**Task instructions**
Output every one of the lines below word for word, with nothing changed.

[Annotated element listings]
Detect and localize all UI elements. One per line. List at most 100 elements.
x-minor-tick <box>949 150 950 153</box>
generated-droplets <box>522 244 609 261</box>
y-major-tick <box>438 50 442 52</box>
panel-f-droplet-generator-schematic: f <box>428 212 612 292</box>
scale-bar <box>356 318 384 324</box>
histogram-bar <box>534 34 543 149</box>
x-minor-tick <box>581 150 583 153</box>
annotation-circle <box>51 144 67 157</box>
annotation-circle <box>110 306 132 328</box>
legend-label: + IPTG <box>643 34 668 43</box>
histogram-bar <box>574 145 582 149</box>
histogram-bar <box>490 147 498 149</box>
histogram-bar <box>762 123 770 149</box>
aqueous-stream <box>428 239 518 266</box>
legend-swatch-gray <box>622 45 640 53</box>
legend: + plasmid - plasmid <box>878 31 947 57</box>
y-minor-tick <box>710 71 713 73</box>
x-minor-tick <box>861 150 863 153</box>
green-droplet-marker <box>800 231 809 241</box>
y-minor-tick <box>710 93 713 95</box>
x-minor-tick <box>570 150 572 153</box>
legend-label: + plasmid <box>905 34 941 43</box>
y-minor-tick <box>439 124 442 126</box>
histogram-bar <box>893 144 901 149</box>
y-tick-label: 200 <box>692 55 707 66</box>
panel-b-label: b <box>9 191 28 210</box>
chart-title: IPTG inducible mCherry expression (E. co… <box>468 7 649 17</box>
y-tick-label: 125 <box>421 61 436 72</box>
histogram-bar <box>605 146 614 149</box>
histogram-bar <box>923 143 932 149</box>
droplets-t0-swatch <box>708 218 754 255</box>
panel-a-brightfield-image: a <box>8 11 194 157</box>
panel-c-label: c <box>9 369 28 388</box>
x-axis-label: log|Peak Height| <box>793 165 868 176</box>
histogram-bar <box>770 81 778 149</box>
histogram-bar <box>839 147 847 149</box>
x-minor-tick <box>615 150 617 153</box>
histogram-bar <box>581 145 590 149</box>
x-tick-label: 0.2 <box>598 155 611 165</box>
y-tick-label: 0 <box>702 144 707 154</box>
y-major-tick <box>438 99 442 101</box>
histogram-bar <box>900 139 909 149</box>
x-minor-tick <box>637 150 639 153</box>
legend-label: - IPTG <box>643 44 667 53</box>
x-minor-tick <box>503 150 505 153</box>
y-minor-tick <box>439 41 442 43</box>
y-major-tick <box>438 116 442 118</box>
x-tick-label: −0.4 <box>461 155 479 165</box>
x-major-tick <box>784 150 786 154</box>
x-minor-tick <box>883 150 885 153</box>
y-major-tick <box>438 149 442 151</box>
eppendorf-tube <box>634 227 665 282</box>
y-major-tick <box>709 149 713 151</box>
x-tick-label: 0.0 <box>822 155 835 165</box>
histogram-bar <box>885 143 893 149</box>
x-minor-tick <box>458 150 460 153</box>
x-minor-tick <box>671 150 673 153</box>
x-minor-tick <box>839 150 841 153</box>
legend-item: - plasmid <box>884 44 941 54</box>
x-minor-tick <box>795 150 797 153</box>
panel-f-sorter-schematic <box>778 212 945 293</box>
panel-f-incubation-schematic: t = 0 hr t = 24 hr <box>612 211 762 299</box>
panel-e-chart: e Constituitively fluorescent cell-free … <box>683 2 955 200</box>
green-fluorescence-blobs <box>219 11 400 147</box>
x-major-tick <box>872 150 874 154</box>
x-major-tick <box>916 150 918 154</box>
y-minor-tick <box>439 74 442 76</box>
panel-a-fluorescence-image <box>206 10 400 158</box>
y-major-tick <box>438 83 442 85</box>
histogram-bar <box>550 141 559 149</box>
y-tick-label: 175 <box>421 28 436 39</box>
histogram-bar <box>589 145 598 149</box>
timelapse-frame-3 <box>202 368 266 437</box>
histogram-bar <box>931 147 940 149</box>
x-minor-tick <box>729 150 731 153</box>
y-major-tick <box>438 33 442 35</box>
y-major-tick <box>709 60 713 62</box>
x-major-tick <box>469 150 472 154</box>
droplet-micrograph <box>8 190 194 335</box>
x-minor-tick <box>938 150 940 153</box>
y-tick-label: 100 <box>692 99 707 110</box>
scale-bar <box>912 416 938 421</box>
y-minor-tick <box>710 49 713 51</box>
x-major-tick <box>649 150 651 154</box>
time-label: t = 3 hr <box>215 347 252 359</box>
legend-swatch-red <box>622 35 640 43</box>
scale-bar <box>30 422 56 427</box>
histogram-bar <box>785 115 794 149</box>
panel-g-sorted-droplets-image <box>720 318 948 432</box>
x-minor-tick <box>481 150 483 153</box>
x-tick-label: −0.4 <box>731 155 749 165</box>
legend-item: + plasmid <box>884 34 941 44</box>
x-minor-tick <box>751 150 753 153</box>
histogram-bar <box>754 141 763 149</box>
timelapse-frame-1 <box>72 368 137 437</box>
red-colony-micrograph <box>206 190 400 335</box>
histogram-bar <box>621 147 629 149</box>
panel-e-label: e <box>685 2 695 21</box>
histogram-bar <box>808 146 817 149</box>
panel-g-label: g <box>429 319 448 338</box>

**The solution**
Detect and localize all UI elements. One per line. List at most 100 elements.
x-minor-tick <box>949 150 950 153</box>
generated-droplets <box>522 244 609 261</box>
y-major-tick <box>438 50 442 52</box>
panel-f-droplet-generator-schematic: f <box>428 212 612 292</box>
scale-bar <box>356 318 384 324</box>
histogram-bar <box>534 34 543 149</box>
x-minor-tick <box>581 150 583 153</box>
annotation-circle <box>51 144 67 157</box>
annotation-circle <box>110 306 132 328</box>
legend-label: + IPTG <box>643 34 668 43</box>
histogram-bar <box>574 145 582 149</box>
histogram-bar <box>490 147 498 149</box>
histogram-bar <box>762 123 770 149</box>
aqueous-stream <box>428 239 518 266</box>
legend-swatch-gray <box>622 45 640 53</box>
legend: + plasmid - plasmid <box>878 31 947 57</box>
y-minor-tick <box>710 71 713 73</box>
x-minor-tick <box>861 150 863 153</box>
green-droplet-marker <box>800 231 809 241</box>
y-minor-tick <box>710 93 713 95</box>
x-minor-tick <box>570 150 572 153</box>
legend-label: + plasmid <box>905 34 941 43</box>
y-minor-tick <box>439 124 442 126</box>
histogram-bar <box>893 144 901 149</box>
y-tick-label: 200 <box>692 55 707 66</box>
panel-b-label: b <box>9 191 28 210</box>
chart-title: IPTG inducible mCherry expression (E. co… <box>468 7 649 17</box>
y-tick-label: 125 <box>421 61 436 72</box>
histogram-bar <box>605 146 614 149</box>
histogram-bar <box>923 143 932 149</box>
droplets-t0-swatch <box>708 218 754 255</box>
panel-a-brightfield-image: a <box>8 11 194 157</box>
panel-c-label: c <box>9 369 28 388</box>
x-axis-label: log|Peak Height| <box>793 165 868 176</box>
histogram-bar <box>770 81 778 149</box>
histogram-bar <box>839 147 847 149</box>
x-minor-tick <box>615 150 617 153</box>
histogram-bar <box>581 145 590 149</box>
x-tick-label: 0.2 <box>598 155 611 165</box>
y-tick-label: 0 <box>702 144 707 154</box>
y-major-tick <box>438 99 442 101</box>
histogram-bar <box>900 139 909 149</box>
x-minor-tick <box>637 150 639 153</box>
legend-label: - IPTG <box>643 44 667 53</box>
x-minor-tick <box>503 150 505 153</box>
y-minor-tick <box>439 41 442 43</box>
y-major-tick <box>438 116 442 118</box>
x-tick-label: −0.4 <box>461 155 479 165</box>
x-major-tick <box>784 150 786 154</box>
x-minor-tick <box>883 150 885 153</box>
y-major-tick <box>438 149 442 151</box>
eppendorf-tube <box>634 227 665 282</box>
y-major-tick <box>709 149 713 151</box>
x-tick-label: 0.0 <box>822 155 835 165</box>
histogram-bar <box>885 143 893 149</box>
x-minor-tick <box>458 150 460 153</box>
x-minor-tick <box>671 150 673 153</box>
x-minor-tick <box>839 150 841 153</box>
legend-item: - plasmid <box>884 44 941 54</box>
x-minor-tick <box>795 150 797 153</box>
panel-f-sorter-schematic <box>778 212 945 293</box>
panel-f-incubation-schematic: t = 0 hr t = 24 hr <box>612 211 762 299</box>
panel-e-chart: e Constituitively fluorescent cell-free … <box>683 2 955 200</box>
green-fluorescence-blobs <box>219 11 400 147</box>
x-major-tick <box>872 150 874 154</box>
x-major-tick <box>916 150 918 154</box>
y-minor-tick <box>439 74 442 76</box>
panel-a-fluorescence-image <box>206 10 400 158</box>
y-major-tick <box>438 83 442 85</box>
histogram-bar <box>550 141 559 149</box>
y-tick-label: 175 <box>421 28 436 39</box>
histogram-bar <box>589 145 598 149</box>
timelapse-frame-3 <box>202 368 266 437</box>
histogram-bar <box>931 147 940 149</box>
x-minor-tick <box>729 150 731 153</box>
y-major-tick <box>438 33 442 35</box>
y-major-tick <box>709 60 713 62</box>
x-major-tick <box>469 150 472 154</box>
droplet-micrograph <box>8 190 194 335</box>
x-minor-tick <box>938 150 940 153</box>
y-tick-label: 100 <box>692 99 707 110</box>
scale-bar <box>912 416 938 421</box>
y-minor-tick <box>710 49 713 51</box>
x-major-tick <box>649 150 651 154</box>
time-label: t = 3 hr <box>215 347 252 359</box>
legend-swatch-red <box>622 35 640 43</box>
scale-bar <box>30 422 56 427</box>
histogram-bar <box>785 115 794 149</box>
panel-g-sorted-droplets-image <box>720 318 948 432</box>
x-minor-tick <box>481 150 483 153</box>
x-tick-label: −0.4 <box>731 155 749 165</box>
legend-item: + plasmid <box>884 34 941 44</box>
x-minor-tick <box>751 150 753 153</box>
histogram-bar <box>754 141 763 149</box>
timelapse-frame-1 <box>72 368 137 437</box>
red-colony-micrograph <box>206 190 400 335</box>
histogram-bar <box>621 147 629 149</box>
panel-e-label: e <box>685 2 695 21</box>
histogram-bar <box>808 146 817 149</box>
panel-g-label: g <box>429 319 448 338</box>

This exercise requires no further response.